### Given problem
Leave out any picture and return the remaining listing below exactly as given.

(Saved entries)
————

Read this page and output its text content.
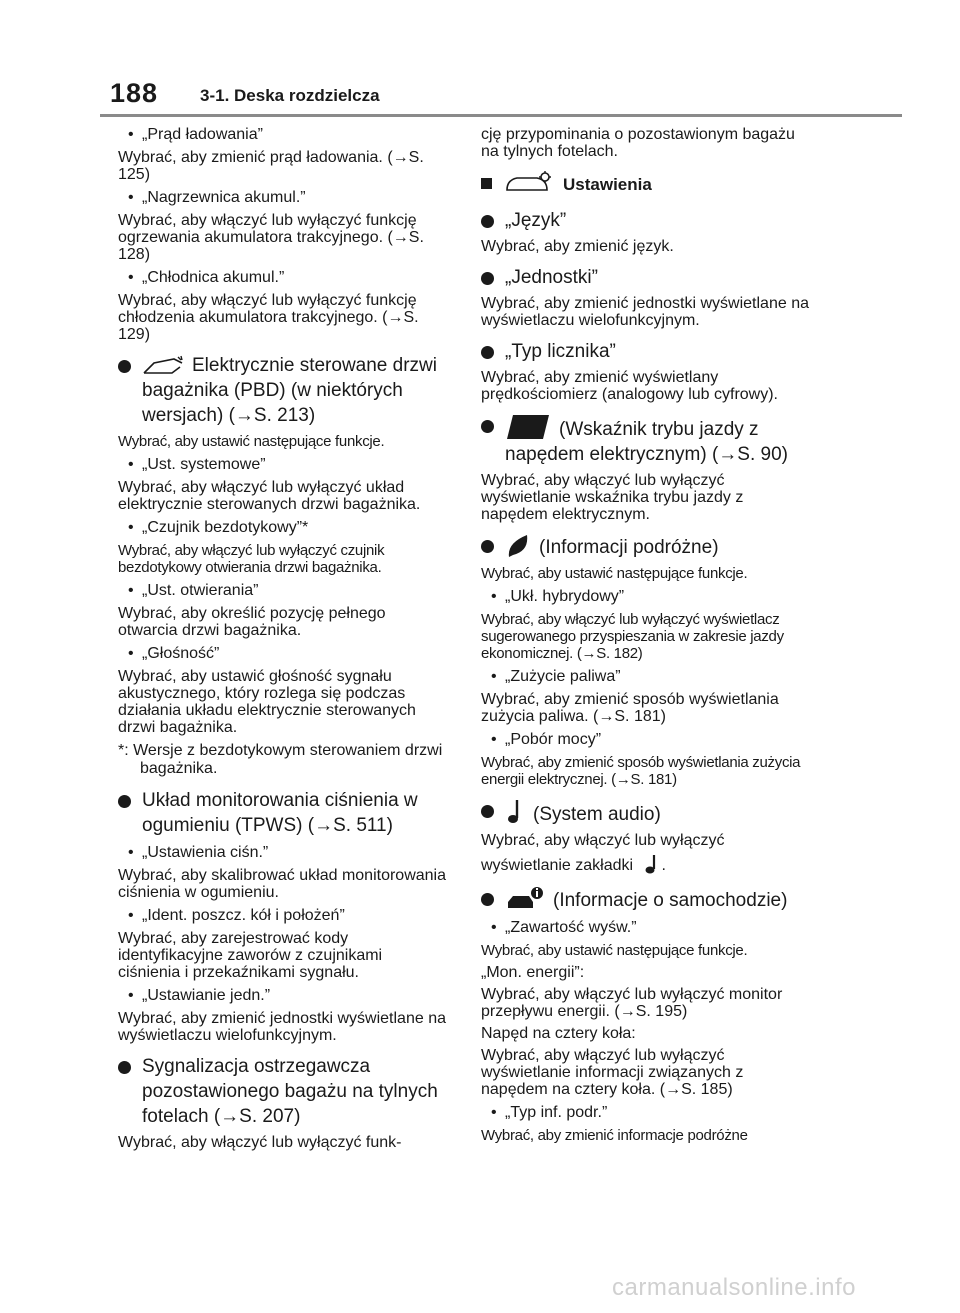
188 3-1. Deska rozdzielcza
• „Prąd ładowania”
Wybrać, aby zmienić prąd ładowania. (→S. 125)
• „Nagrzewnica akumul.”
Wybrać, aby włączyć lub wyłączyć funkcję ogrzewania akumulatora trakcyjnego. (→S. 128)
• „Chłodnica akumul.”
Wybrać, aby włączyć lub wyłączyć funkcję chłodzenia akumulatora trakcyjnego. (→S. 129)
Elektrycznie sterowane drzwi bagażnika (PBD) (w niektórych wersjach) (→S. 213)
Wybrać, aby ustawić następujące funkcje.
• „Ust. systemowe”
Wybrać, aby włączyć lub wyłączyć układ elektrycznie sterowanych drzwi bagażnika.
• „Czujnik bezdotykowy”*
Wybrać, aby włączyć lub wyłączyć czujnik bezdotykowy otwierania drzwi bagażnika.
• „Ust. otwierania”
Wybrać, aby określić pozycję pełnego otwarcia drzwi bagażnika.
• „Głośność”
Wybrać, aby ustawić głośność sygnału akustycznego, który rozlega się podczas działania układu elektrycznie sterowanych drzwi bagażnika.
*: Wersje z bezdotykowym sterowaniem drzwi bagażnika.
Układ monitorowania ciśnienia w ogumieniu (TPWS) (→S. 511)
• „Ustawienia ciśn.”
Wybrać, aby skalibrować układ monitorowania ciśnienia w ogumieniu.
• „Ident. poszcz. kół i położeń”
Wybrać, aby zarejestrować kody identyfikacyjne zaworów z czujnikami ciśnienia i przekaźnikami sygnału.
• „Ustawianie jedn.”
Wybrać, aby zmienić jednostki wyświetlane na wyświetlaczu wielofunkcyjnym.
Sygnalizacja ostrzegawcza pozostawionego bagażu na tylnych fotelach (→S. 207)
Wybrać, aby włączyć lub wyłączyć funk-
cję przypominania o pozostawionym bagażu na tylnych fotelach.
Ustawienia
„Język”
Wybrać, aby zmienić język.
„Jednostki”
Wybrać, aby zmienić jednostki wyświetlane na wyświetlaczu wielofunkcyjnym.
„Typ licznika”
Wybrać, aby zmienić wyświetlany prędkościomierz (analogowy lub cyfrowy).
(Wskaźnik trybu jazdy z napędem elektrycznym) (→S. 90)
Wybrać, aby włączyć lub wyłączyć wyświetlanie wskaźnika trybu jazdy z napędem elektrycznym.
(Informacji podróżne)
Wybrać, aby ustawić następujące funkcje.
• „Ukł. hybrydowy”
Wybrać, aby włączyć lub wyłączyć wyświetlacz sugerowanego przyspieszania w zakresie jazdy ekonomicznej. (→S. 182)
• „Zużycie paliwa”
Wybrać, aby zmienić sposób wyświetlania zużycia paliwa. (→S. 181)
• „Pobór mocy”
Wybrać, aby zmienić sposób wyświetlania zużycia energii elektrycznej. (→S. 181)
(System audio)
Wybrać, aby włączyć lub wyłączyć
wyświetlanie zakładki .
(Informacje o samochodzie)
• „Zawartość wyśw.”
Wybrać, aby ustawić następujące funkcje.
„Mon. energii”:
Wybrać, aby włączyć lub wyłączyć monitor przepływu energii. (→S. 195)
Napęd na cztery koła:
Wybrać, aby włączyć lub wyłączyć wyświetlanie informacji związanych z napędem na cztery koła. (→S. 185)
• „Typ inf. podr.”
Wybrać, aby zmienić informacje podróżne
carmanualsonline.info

————

### Output for this task
Read this page and output its text content.
188 3-1. Deska rozdzielcza
• „Prąd ładowania”
Wybrać, aby zmienić prąd ładowania. (→S. 125)
• „Nagrzewnica akumul.”
Wybrać, aby włączyć lub wyłączyć funkcję ogrzewania akumulatora trakcyjnego. (→S. 128)
• „Chłodnica akumul.”
Wybrać, aby włączyć lub wyłączyć funkcję chłodzenia akumulatora trakcyjnego. (→S. 129)
Elektrycznie sterowane drzwi bagażnika (PBD) (w niektórych wersjach) (→S. 213)
Wybrać, aby ustawić następujące funkcje.
• „Ust. systemowe”
Wybrać, aby włączyć lub wyłączyć układ elektrycznie sterowanych drzwi bagażnika.
• „Czujnik bezdotykowy”*
Wybrać, aby włączyć lub wyłączyć czujnik bezdotykowy otwierania drzwi bagażnika.
• „Ust. otwierania”
Wybrać, aby określić pozycję pełnego otwarcia drzwi bagażnika.
• „Głośność”
Wybrać, aby ustawić głośność sygnału akustycznego, który rozlega się podczas działania układu elektrycznie sterowanych drzwi bagażnika.
*: Wersje z bezdotykowym sterowaniem drzwi bagażnika.
Układ monitorowania ciśnienia w ogumieniu (TPWS) (→S. 511)
• „Ustawienia ciśn.”
Wybrać, aby skalibrować układ monitorowania ciśnienia w ogumieniu.
• „Ident. poszcz. kół i położeń”
Wybrać, aby zarejestrować kody identyfikacyjne zaworów z czujnikami ciśnienia i przekaźnikami sygnału.
• „Ustawianie jedn.”
Wybrać, aby zmienić jednostki wyświetlane na wyświetlaczu wielofunkcyjnym.
Sygnalizacja ostrzegawcza pozostawionego bagażu na tylnych fotelach (→S. 207)
Wybrać, aby włączyć lub wyłączyć funk-
cję przypominania o pozostawionym bagażu na tylnych fotelach.
Ustawienia
„Język”
Wybrać, aby zmienić język.
„Jednostki”
Wybrać, aby zmienić jednostki wyświetlane na wyświetlaczu wielofunkcyjnym.
„Typ licznika”
Wybrać, aby zmienić wyświetlany prędkościomierz (analogowy lub cyfrowy).
(Wskaźnik trybu jazdy z napędem elektrycznym) (→S. 90)
Wybrać, aby włączyć lub wyłączyć wyświetlanie wskaźnika trybu jazdy z napędem elektrycznym.
(Informacji podróżne)
Wybrać, aby ustawić następujące funkcje.
• „Ukł. hybrydowy”
Wybrać, aby włączyć lub wyłączyć wyświetlacz sugerowanego przyspieszania w zakresie jazdy ekonomicznej. (→S. 182)
• „Zużycie paliwa”
Wybrać, aby zmienić sposób wyświetlania zużycia paliwa. (→S. 181)
• „Pobór mocy”
Wybrać, aby zmienić sposób wyświetlania zużycia energii elektrycznej. (→S. 181)
(System audio)
Wybrać, aby włączyć lub wyłączyć
wyświetlanie zakładki .
(Informacje o samochodzie)
• „Zawartość wyśw.”
Wybrać, aby ustawić następujące funkcje.
„Mon. energii”:
Wybrać, aby włączyć lub wyłączyć monitor przepływu energii. (→S. 195)
Napęd na cztery koła:
Wybrać, aby włączyć lub wyłączyć wyświetlanie informacji związanych z napędem na cztery koła. (→S. 185)
• „Typ inf. podr.”
Wybrać, aby zmienić informacje podróżne
carmanualsonline.info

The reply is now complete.